--- Task instructions ---
Substitute "bounding rectangle" for "bounding box" in the rows below, beginning at the first row and stopping after the line that contains "- candle-down: [871, 118, 878, 129]". Reproduce those lines with everything else unchanged.

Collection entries
====
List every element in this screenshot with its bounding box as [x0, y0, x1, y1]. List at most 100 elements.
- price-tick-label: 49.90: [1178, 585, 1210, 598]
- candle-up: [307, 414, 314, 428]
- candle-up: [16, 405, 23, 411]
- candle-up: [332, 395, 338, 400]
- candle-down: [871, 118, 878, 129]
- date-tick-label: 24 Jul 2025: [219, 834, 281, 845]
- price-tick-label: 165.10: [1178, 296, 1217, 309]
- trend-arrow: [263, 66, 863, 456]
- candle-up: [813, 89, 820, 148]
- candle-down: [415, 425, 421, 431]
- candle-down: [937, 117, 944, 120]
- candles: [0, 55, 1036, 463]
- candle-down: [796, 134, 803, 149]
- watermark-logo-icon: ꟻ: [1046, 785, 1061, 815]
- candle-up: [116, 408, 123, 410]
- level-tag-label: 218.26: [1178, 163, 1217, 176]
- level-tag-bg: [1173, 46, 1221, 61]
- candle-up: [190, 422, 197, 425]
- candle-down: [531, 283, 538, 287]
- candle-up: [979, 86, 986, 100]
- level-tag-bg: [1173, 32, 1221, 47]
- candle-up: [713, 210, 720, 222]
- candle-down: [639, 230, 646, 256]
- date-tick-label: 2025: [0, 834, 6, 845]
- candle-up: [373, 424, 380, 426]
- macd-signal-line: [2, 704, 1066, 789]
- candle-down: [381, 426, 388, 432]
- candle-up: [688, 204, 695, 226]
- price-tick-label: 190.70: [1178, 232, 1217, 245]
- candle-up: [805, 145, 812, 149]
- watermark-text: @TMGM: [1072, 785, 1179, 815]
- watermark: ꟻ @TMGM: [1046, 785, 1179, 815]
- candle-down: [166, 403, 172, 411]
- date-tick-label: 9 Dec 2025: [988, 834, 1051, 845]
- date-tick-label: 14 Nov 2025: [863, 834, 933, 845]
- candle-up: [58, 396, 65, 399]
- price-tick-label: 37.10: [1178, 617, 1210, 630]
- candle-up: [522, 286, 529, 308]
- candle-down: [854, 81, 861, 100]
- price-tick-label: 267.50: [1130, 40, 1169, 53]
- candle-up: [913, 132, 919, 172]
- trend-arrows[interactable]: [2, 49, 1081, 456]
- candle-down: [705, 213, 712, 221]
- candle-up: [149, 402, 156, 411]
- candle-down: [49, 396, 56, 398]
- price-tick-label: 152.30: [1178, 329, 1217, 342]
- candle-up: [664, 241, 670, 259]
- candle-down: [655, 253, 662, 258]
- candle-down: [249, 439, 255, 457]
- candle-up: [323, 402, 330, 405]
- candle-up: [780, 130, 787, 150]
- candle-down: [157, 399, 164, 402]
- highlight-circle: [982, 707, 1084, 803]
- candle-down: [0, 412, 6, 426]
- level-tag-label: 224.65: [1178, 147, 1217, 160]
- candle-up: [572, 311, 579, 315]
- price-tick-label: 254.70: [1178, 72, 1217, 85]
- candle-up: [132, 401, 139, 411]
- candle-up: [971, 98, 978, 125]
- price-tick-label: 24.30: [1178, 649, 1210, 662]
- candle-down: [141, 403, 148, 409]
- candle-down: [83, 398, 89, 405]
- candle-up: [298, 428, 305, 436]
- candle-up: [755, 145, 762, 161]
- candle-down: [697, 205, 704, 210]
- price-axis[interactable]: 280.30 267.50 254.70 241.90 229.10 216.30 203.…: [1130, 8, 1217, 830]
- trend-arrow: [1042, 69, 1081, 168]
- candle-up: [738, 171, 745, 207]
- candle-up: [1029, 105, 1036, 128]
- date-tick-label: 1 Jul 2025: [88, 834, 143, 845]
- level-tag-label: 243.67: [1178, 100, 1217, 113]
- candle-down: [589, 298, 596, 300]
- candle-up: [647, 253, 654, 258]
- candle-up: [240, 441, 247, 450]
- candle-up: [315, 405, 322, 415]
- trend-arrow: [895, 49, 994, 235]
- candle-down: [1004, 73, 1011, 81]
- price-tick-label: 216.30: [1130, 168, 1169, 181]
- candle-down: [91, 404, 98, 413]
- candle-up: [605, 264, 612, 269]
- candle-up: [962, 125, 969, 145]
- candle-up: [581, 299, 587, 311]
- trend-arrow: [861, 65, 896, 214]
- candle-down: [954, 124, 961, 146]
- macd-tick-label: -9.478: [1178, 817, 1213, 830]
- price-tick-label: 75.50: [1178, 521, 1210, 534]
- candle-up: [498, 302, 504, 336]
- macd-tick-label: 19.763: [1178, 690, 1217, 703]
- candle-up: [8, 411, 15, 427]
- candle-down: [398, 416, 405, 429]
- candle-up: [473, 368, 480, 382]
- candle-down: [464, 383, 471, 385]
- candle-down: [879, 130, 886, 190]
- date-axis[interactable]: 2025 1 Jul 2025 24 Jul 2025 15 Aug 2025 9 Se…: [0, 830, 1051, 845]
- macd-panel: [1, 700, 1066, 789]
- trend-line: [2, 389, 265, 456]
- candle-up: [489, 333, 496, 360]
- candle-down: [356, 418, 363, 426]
====
--- Final answer ---
List every element in this screenshot with its bounding rectangle as [x0, y0, x1, y1]. List at most 100 elements.
- price-tick-label: 49.90: [1178, 585, 1210, 598]
- candle-up: [307, 414, 314, 428]
- candle-up: [16, 405, 23, 411]
- candle-up: [332, 395, 338, 400]
- candle-down: [871, 118, 878, 129]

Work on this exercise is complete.